Rows from a dataset
__________

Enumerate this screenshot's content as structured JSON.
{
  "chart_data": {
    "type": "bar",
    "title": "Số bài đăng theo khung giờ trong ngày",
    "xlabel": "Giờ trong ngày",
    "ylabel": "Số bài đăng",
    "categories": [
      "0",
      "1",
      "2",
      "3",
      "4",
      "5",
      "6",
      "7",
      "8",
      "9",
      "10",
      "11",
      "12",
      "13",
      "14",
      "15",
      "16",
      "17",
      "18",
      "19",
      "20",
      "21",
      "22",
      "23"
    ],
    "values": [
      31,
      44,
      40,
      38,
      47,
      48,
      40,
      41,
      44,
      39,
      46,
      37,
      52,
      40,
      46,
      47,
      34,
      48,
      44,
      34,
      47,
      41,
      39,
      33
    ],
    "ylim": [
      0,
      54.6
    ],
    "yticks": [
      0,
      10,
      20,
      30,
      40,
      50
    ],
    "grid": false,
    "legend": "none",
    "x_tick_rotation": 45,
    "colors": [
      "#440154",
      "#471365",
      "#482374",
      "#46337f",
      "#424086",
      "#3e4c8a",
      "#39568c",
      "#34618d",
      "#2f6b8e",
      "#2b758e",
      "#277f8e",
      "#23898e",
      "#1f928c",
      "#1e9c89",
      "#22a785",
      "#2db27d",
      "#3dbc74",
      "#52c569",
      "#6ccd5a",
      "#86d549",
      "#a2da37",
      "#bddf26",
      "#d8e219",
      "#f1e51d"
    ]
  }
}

__________

■ Work instructions:
Copy all lines of the listing above that contain the string "ngày".

■ Result for this exercise:
    "title": "Số bài đăng theo khung giờ trong ngày",
    "xlabel": "Giờ trong ngày",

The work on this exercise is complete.